### Text passage
· · · · ·
Expand description
Low-level functions for BLK file format, for high level API use the vromf
module
§Binary BLK
This module describes the binary BLK format and all of its know features and flags.
⚠ Warning: Unless stated otherwise, all integers are Little-endian
§Terminology
For ease of writing and reading, there are a few terms i will establish for this chapter
- u32 -> 32-bit unsigned integer
- u64 -> 64-bit unsigned integer
- f32 -> 32 bit float
- f64 -> 64 bit float
- [T; N] -> N long array of T
- offset -> absolute offset from 0 in the file
- nm -> A file containing Strings that is not in the BLK binary itself
- dict -> A ZSTD dictionary used in batch compressing many BLK files
- ULEB -> Unsigned LEB encoded variable length integer format:
https://en.wikipedia.org/wiki/LEB128
- Name/Name map -> String as key or value in the BLK, map is an array of Strings
§Types
BLK has 12 data-types
Name | Byte identifier | Layout | Size in bytes | Inline |
---|---|---|---|---|
String | 0x01 | Zero terminated string | Variable | |
Int | 0x02 | i32 | 4 | yes |
Float | 0x03 | f32 | 4 | yes |
Float2 | 0x04 | [f32; 2] | 8 | |
Float3 | 0x05 | [f32; 3] | 12 | |
Float4 | 0x06 | [f32; 4] | 16 | |
Int2 | 0x07 | [i32; 2] | 8 | |
Int3 | 0x08 | [i32; 3] | 12 | |
Bool | 0x09 | boolean | 4 | yes |
Color | 0x0a | [u8; 4] | 4 | yes |
Float12 | 0x0b | [f32; 12] | 48 | |
Long | 0x0c | i64 | 8 |
§Inlining
When a type is inline, it means that its offset field contains the types data (used for small types 32 bits or smaller). Otherwise, the type data is an offset where the actual payload can be found.
§Kinds of BLK files
There is not just one type of BLK, there are some important differences to denote.
· · · · ·
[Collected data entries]
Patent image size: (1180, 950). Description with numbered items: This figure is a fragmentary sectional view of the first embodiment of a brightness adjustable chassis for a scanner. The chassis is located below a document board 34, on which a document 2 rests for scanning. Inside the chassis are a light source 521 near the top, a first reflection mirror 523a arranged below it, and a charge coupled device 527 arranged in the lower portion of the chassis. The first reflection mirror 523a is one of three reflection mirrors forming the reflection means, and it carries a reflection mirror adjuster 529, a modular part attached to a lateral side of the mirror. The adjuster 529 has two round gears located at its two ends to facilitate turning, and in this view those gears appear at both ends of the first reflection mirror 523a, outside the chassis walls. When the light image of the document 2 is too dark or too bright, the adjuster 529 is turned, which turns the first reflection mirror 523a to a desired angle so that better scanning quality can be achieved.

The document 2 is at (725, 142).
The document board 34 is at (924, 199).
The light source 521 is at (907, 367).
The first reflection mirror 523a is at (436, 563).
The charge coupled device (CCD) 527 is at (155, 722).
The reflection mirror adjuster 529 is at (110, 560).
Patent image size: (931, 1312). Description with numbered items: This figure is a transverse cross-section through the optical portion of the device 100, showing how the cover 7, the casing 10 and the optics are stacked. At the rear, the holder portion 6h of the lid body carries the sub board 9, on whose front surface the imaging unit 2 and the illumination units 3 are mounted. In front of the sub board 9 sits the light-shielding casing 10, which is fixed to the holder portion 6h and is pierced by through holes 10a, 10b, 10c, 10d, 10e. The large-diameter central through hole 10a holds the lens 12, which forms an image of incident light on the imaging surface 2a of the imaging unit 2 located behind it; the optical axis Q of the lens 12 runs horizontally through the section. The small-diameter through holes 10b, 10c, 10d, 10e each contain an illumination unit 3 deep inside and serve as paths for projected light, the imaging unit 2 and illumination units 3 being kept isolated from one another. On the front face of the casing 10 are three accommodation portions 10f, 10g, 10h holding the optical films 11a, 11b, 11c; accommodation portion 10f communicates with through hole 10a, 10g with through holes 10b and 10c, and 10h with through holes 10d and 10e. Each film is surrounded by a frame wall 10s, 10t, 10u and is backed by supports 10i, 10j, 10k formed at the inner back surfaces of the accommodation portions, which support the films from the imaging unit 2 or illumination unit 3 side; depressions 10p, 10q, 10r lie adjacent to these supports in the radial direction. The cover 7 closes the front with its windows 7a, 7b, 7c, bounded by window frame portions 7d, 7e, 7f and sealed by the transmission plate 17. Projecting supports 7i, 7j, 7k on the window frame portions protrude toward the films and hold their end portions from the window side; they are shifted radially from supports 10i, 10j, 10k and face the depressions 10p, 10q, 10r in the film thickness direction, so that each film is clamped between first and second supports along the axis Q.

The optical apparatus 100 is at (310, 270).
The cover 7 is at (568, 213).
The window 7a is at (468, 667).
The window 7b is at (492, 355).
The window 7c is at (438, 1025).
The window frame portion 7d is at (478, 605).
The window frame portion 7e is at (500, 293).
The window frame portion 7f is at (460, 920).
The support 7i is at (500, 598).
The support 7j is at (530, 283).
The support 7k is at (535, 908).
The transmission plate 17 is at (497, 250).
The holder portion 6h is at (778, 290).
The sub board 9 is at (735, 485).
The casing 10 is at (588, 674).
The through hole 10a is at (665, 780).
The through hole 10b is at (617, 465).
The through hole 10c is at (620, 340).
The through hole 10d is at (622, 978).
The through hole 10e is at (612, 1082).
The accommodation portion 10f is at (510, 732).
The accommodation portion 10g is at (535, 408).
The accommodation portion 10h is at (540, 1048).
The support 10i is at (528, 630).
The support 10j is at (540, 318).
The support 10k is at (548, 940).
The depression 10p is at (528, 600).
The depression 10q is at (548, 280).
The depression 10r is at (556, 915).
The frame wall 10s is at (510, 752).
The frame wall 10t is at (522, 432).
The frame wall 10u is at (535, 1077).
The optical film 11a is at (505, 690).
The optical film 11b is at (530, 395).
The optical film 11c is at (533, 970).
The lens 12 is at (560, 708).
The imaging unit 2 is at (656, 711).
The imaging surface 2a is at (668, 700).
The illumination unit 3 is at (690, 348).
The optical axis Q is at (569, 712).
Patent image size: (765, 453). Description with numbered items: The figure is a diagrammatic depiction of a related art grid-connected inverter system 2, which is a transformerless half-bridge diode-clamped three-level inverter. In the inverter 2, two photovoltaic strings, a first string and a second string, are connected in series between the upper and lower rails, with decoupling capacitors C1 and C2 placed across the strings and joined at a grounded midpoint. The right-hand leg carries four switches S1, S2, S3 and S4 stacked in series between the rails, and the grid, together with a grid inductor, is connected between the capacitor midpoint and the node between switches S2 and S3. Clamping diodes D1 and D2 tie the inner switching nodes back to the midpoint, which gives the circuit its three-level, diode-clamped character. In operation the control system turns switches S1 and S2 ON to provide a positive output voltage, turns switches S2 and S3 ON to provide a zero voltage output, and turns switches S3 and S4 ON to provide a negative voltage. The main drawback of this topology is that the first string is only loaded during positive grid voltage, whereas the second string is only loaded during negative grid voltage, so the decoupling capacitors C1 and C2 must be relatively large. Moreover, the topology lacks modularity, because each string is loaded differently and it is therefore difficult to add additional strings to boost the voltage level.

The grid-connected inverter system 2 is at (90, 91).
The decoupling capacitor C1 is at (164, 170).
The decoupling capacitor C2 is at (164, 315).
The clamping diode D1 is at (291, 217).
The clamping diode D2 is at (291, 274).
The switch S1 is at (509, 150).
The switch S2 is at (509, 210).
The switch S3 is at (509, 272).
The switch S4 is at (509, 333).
· · · · ·
### To be done
**1.** Write out the part of the BLK format documentation that opens with the words containing "Expand description" and closes with "features and flags.".
**2.** Continue the BLK format documentation from the point at which it stops.
The items have no connection to the BLK format documentation.

### Results of the tasks
**1.**
Expand description
Low-level functions for BLK file format, for high level API use the vromf
module
§Binary BLK
This module describes the binary BLK format and all of its know features and flags.

**2.**
Byte ID | String ID | Description |
---|---|---|
0x00 | BBF | A legacy format that this library does not understand |
0x01 | FAT | A standalone BLK binary, about as normal as it gets |
0x02 | FAT_ZST | Same as FAT, but ZSTD compressed |
0x03 | SLIM | A BLK like FAT, but with all strings outlined to the nm |
0x04 | SLIM_ZST | Same as SLIM, but ZSTD compressed |
0x05 | SLIM_ZSTD_DICT | Same as SLIM, but ZSTD compressed using the dict |
§Name reference
Whenever a String is used in the name-map or field-map, this layout applies. If the tag-bit is set, it means the index has to be looked up from the external nm, otherwise the regular nm,
Tag | Index |
---|---|
1 bit | 31 bit unsigned integer |
§File layout
Now that we understand all necessary terms and types for BLK, were almost ready to encode/decode them.
I will first explain the layout of a regular FAT file, then elaborate on the differences to the other kinds.
The file starts off with a single byte describing its kind, FAT in this case, of course.
After that, we begin the first section of data already called the [Name map].
§Name Map
Defines where any Strings used as keys or values in this BLK. In the case of SLIM, only the names count ULEB will be present, skipping straight to the struct count. In the case of FAT, following the names count (ULEB) N is the names buffer size (ULEB) S. After this comes all null seperated strings that should be as many as N specified.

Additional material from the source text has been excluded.